◆ **Extracted data entries**
--------------------------------

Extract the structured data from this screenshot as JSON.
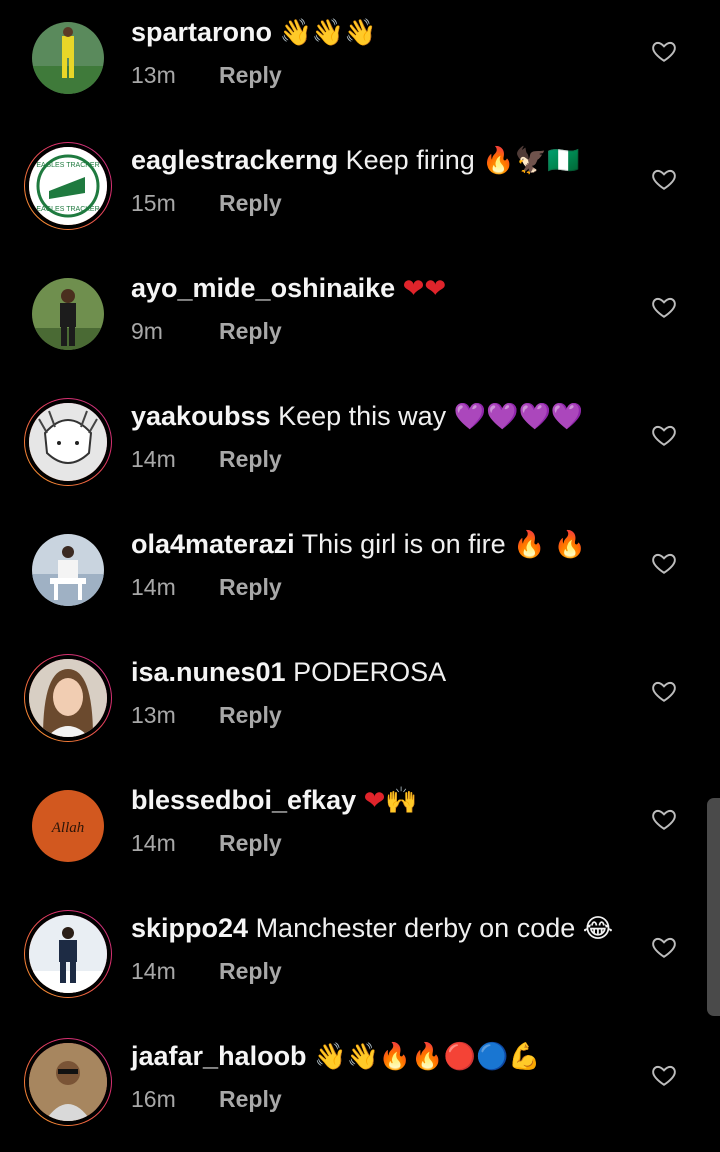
{
  "comments": [
    {
      "username": "spartarono",
      "message": "",
      "emoji": "👋👋👋",
      "time": "13m",
      "reply": "Reply"
    },
    {
      "username": "eaglestrackerng",
      "message": "Keep firing",
      "emoji": "🔥🦅🇳🇬",
      "time": "15m",
      "reply": "Reply"
    },
    {
      "username": "ayo_mide_oshinaike",
      "message": "",
      "emoji": "❤❤",
      "time": "9m",
      "reply": "Reply"
    },
    {
      "username": "yaakoubss",
      "message": "Keep this way",
      "emoji": "💜💜💜💜",
      "time": "14m",
      "reply": "Reply"
    },
    {
      "username": "ola4materazi",
      "message": "This girl is on fire",
      "emoji": "🔥 🔥",
      "time": "14m",
      "reply": "Reply"
    },
    {
      "username": "isa.nunes01",
      "message": "PODEROSA",
      "emoji": "",
      "time": "13m",
      "reply": "Reply"
    },
    {
      "username": "blessedboi_efkay",
      "message": "",
      "emoji": "❤🙌",
      "time": "14m",
      "reply": "Reply"
    },
    {
      "username": "skippo24",
      "message": "Manchester derby on code",
      "emoji": "😂",
      "time": "14m",
      "reply": "Reply"
    },
    {
      "username": "jaafar_haloob",
      "message": "",
      "emoji": "👋👋🔥🔥🔴🔵💪",
      "time": "16m",
      "reply": "Reply"
    }
  ],
  "avatars": {
    "eagles_logo_top": "EAGLES TRACKER",
    "eagles_logo_bottom": "EAGLES TRACKER",
    "blessed_avatar_text": "Allah"
  },
  "colors": {
    "background": "#000000",
    "text": "#f5f5f5",
    "meta": "#a8a8a8",
    "story_ring_start": "#f9a12e",
    "story_ring_end": "#c13584"
  }
}
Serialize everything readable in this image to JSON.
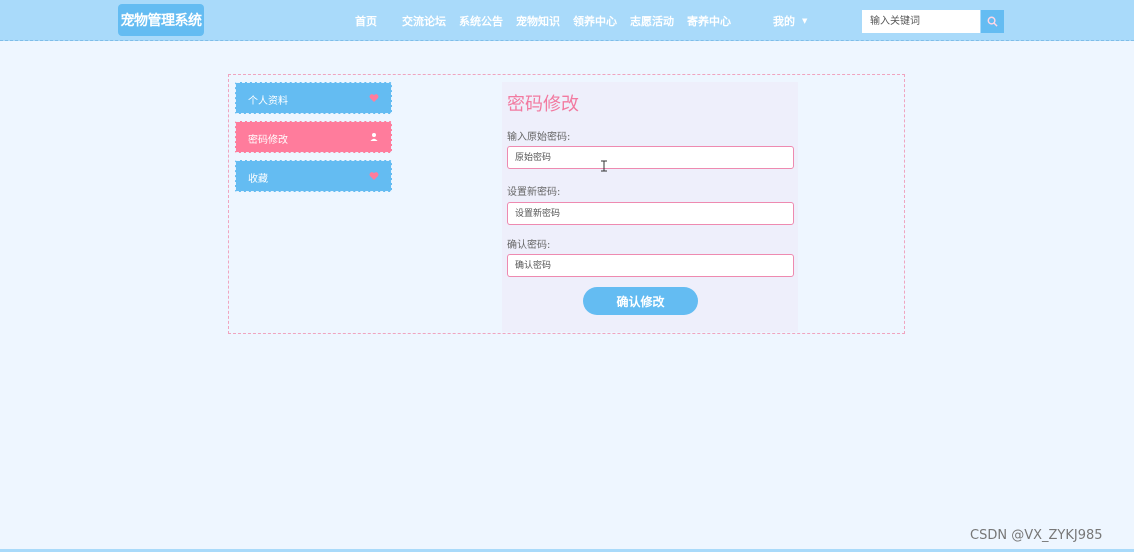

--------------------------------

◆ **Directions for this task**
Extract every line that has the string "Keep" in it.

◆ **Exercise output**
      "message": "Keep firing",
      "message": "Keep this way",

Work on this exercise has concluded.